• _Stated problem_
Reproduce the entries below in full, word for word.

• _Records for this exercise_
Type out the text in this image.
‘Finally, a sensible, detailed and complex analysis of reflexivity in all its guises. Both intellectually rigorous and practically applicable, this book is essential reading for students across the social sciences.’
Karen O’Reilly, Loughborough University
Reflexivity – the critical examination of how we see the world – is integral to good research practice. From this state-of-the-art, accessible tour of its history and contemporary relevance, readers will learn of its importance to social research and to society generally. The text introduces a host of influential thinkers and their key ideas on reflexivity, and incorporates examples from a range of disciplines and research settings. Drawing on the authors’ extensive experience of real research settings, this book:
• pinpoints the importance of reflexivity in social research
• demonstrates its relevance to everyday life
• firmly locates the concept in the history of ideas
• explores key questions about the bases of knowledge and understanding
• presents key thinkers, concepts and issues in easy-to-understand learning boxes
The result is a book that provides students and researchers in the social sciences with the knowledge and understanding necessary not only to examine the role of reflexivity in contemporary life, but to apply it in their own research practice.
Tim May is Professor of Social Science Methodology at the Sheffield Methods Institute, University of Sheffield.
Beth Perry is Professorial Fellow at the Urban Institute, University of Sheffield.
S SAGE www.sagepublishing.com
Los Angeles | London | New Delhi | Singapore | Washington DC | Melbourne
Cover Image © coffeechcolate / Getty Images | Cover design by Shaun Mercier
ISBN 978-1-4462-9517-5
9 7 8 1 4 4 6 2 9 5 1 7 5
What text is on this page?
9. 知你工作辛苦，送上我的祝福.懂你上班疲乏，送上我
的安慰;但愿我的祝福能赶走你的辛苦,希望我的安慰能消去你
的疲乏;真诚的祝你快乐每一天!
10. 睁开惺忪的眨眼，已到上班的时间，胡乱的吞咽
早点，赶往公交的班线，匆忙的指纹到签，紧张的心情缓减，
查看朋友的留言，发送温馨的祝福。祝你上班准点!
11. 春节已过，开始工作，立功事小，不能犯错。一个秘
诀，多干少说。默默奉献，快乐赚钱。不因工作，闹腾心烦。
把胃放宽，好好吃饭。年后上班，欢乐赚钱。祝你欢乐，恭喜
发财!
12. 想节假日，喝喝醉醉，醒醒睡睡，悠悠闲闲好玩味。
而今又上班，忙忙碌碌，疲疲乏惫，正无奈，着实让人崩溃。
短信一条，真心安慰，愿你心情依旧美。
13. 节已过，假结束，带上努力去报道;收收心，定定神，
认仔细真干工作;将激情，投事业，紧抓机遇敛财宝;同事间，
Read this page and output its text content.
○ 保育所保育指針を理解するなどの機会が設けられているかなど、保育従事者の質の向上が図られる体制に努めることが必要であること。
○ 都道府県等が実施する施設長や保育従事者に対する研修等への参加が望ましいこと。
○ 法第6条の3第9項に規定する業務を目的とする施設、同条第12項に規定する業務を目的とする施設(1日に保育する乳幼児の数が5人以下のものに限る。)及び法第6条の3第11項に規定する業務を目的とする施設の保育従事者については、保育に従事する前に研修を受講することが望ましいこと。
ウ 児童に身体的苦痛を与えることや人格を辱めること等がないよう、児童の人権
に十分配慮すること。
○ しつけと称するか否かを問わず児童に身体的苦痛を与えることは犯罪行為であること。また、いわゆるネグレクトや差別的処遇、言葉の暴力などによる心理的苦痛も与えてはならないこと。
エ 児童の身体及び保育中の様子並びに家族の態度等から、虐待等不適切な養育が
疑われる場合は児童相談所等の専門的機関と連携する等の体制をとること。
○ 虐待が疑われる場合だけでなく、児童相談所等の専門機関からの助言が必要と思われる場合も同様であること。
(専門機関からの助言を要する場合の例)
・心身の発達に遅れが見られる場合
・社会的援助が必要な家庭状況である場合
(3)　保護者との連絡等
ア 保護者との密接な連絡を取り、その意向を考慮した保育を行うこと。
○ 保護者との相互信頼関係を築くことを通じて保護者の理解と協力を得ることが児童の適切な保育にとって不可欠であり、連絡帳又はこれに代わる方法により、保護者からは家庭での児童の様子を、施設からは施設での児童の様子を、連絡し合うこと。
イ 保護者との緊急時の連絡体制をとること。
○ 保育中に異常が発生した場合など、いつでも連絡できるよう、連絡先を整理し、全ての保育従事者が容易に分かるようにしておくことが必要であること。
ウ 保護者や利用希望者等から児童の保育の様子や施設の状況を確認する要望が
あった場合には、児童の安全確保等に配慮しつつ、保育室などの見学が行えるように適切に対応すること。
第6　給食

• _Exercise output_
Type out the text in this image.
‘Finally, a sensible, detailed and complex analysis of reflexivity in all its guises. Both intellectually rigorous and practically applicable, this book is essential reading for students across the social sciences.’
Karen O’Reilly, Loughborough University
Reflexivity – the critical examination of how we see the world – is integral to good research practice. From this state-of-the-art, accessible tour of its history and contemporary relevance, readers will learn of its importance to social research and to society generally. The text introduces a host of influential thinkers and their key ideas on reflexivity, and incorporates examples from a range of disciplines and research settings. Drawing on the authors’ extensive experience of real research settings, this book:
• pinpoints the importance of reflexivity in social research
• demonstrates its relevance to everyday life
• firmly locates the concept in the history of ideas
• explores key questions about the bases of knowledge and understanding
• presents key thinkers, concepts and issues in easy-to-understand learning boxes
The result is a book that provides students and researchers in the social sciences with the knowledge and understanding necessary not only to examine the role of reflexivity in contemporary life, but to apply it in their own research practice.
Tim May is Professor of Social Science Methodology at the Sheffield Methods Institute, University of Sheffield.
Beth Perry is Professorial Fellow at the Urban Institute, University of Sheffield.
S SAGE www.sagepublishing.com
Los Angeles | London | New Delhi | Singapore | Washington DC | Melbourne
Cover Image © coffeechcolate / Getty Images | Cover design by Shaun Mercier
ISBN 978-1-4462-9517-5
9 7 8 1 4 4 6 2 9 5 1 7 5
What text is on this page?
9. 知你工作辛苦，送上我的祝福.懂你上班疲乏，送上我
的安慰;但愿我的祝福能赶走你的辛苦,希望我的安慰能消去你
的疲乏;真诚的祝你快乐每一天!
10. 睁开惺忪的眨眼，已到上班的时间，胡乱的吞咽
早点，赶往公交的班线，匆忙的指纹到签，紧张的心情缓减，
查看朋友的留言，发送温馨的祝福。祝你上班准点!
11. 春节已过，开始工作，立功事小，不能犯错。一个秘
诀，多干少说。默默奉献，快乐赚钱。不因工作，闹腾心烦。
把胃放宽，好好吃饭。年后上班，欢乐赚钱。祝你欢乐，恭喜
发财!
12. 想节假日，喝喝醉醉，醒醒睡睡，悠悠闲闲好玩味。
而今又上班，忙忙碌碌，疲疲乏惫，正无奈，着实让人崩溃。
短信一条，真心安慰，愿你心情依旧美。
13. 节已过，假结束，带上努力去报道;收收心，定定神，
认仔细真干工作;将激情，投事业，紧抓机遇敛财宝;同事间，
Read this page and output its text content.
○ 保育所保育指針を理解するなどの機会が設けられているかなど、保育従事者の質の向上が図られる体制に努めることが必要であること。
○ 都道府県等が実施する施設長や保育従事者に対する研修等への参加が望ましいこと。
○ 法第6条の3第9項に規定する業務を目的とする施設、同条第12項に規定する業務を目的とする施設(1日に保育する乳幼児の数が5人以下のものに限る。)及び法第6条の3第11項に規定する業務を目的とする施設の保育従事者については、保育に従事する前に研修を受講することが望ましいこと。
ウ 児童に身体的苦痛を与えることや人格を辱めること等がないよう、児童の人権
に十分配慮すること。
○ しつけと称するか否かを問わず児童に身体的苦痛を与えることは犯罪行為であること。また、いわゆるネグレクトや差別的処遇、言葉の暴力などによる心理的苦痛も与えてはならないこと。
エ 児童の身体及び保育中の様子並びに家族の態度等から、虐待等不適切な養育が
疑われる場合は児童相談所等の専門的機関と連携する等の体制をとること。
○ 虐待が疑われる場合だけでなく、児童相談所等の専門機関からの助言が必要と思われる場合も同様であること。
(専門機関からの助言を要する場合の例)
・心身の発達に遅れが見られる場合
・社会的援助が必要な家庭状況である場合
(3)　保護者との連絡等
ア 保護者との密接な連絡を取り、その意向を考慮した保育を行うこと。
○ 保護者との相互信頼関係を築くことを通じて保護者の理解と協力を得ることが児童の適切な保育にとって不可欠であり、連絡帳又はこれに代わる方法により、保護者からは家庭での児童の様子を、施設からは施設での児童の様子を、連絡し合うこと。
イ 保護者との緊急時の連絡体制をとること。
○ 保育中に異常が発生した場合など、いつでも連絡できるよう、連絡先を整理し、全ての保育従事者が容易に分かるようにしておくことが必要であること。
ウ 保護者や利用希望者等から児童の保育の様子や施設の状況を確認する要望が
あった場合には、児童の安全確保等に配慮しつつ、保育室などの見学が行えるように適切に対応すること。
第6　給食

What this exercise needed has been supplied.